Given records
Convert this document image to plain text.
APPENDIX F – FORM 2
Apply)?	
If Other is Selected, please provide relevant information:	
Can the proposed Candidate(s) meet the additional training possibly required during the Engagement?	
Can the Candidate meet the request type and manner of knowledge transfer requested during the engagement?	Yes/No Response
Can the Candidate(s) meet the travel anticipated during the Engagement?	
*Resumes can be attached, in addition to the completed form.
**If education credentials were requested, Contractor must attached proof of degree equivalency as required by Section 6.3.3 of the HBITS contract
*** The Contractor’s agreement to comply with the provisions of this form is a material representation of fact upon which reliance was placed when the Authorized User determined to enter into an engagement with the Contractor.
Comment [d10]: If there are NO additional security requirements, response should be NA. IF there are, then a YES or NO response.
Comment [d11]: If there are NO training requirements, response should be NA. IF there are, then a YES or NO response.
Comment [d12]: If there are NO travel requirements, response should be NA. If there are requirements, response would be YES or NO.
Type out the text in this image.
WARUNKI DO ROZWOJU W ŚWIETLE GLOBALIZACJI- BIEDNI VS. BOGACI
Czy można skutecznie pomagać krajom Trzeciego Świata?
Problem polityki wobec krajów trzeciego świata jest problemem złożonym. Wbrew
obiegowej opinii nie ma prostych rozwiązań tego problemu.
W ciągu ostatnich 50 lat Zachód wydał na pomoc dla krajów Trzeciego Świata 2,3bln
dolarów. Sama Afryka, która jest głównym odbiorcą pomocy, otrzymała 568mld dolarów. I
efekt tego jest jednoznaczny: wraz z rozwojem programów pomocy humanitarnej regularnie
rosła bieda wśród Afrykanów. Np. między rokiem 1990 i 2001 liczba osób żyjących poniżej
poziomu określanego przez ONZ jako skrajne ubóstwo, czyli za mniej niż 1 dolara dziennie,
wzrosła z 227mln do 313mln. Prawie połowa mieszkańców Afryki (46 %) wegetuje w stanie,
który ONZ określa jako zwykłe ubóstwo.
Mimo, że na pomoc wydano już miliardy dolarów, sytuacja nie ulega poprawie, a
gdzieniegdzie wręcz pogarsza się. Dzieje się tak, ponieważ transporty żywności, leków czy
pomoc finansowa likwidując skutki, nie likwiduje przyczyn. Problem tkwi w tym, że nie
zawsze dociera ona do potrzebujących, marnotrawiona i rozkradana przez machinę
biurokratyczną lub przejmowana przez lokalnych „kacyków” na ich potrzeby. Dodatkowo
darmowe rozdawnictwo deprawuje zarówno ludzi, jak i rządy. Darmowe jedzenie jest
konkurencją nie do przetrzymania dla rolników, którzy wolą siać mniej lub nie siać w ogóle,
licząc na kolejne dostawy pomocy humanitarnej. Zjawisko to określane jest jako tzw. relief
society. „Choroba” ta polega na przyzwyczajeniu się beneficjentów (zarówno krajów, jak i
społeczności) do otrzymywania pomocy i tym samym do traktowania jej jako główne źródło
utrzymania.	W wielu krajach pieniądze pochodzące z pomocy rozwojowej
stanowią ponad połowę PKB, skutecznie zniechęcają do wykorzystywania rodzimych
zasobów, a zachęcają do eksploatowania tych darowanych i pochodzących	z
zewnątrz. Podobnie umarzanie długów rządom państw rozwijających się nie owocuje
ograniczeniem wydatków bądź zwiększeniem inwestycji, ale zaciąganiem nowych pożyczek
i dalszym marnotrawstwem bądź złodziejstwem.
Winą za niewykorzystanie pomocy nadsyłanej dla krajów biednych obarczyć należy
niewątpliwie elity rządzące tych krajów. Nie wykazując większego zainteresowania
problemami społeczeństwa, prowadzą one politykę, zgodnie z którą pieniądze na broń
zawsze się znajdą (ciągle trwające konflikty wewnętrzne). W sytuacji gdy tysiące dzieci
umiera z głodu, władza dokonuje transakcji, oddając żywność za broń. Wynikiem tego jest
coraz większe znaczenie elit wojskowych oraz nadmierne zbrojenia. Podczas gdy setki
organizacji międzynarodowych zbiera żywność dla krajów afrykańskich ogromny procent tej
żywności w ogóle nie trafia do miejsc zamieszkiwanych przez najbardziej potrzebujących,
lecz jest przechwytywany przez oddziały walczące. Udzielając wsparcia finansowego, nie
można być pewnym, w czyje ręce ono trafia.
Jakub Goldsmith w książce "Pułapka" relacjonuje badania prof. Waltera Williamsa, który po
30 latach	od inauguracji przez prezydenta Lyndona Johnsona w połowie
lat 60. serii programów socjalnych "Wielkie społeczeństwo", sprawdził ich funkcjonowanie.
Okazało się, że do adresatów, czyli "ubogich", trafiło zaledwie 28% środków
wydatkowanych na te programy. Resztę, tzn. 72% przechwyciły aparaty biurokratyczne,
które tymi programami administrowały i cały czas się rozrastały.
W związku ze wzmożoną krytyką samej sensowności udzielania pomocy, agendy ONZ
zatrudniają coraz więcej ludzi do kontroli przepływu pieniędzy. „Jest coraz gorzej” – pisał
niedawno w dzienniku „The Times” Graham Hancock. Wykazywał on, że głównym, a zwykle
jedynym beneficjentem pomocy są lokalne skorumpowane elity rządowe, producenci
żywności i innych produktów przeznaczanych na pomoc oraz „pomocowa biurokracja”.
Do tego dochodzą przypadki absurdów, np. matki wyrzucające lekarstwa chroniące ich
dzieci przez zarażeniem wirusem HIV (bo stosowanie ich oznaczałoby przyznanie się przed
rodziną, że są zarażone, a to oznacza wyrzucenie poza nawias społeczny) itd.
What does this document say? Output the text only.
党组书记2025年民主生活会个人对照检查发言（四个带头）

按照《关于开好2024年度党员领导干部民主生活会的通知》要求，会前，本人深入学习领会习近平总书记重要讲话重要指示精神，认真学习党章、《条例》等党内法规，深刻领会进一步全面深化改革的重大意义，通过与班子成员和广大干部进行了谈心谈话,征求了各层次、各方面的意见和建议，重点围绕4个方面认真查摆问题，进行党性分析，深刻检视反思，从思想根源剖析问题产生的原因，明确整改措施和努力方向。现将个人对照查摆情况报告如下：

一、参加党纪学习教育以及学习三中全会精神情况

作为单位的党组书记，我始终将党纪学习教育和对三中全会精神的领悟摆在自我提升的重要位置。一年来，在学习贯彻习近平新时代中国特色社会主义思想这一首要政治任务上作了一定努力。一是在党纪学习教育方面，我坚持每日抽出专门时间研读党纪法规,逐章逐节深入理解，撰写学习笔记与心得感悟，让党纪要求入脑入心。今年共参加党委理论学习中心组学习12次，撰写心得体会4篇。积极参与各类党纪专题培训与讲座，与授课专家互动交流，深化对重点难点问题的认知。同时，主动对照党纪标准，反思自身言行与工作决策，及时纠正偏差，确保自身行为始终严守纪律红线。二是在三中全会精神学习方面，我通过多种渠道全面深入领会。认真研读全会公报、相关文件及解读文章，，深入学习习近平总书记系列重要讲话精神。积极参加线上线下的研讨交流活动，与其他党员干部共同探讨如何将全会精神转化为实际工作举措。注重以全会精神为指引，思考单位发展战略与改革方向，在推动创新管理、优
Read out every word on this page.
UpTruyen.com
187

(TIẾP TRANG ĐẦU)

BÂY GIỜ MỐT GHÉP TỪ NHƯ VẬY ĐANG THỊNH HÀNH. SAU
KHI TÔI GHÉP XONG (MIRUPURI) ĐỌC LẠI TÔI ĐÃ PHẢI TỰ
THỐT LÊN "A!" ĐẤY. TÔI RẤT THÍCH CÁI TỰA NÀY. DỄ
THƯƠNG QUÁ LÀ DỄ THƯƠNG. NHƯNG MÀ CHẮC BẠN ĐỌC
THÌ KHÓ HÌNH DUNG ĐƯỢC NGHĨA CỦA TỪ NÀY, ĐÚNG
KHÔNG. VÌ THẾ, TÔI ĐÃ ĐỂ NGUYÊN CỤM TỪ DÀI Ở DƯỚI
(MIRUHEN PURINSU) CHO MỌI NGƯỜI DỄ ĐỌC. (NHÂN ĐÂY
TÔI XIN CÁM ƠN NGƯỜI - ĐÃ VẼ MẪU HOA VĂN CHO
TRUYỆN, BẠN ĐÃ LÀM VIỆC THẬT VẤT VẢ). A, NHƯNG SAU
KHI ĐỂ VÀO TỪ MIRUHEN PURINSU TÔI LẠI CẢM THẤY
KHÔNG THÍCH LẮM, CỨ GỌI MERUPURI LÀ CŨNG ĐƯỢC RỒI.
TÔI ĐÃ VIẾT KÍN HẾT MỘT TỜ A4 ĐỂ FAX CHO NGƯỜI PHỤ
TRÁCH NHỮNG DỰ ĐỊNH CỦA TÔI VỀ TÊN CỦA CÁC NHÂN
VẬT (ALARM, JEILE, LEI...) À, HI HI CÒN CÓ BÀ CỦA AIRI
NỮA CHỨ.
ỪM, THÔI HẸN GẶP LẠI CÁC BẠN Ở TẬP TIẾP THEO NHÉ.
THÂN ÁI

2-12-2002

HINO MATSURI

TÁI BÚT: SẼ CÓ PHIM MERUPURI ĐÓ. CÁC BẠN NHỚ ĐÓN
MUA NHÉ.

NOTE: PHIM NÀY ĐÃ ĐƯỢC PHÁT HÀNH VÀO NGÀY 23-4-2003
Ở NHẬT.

Goal
Show every line of the listing in which the string "programów" can be found.

Written solution
efekt tego jest jednoznaczny: wraz z rozwojem programów pomocy humanitarnej regularnie
lat 60. serii programów socjalnych "Wielkie społeczeństwo", sprawdził ich funkcjonowanie.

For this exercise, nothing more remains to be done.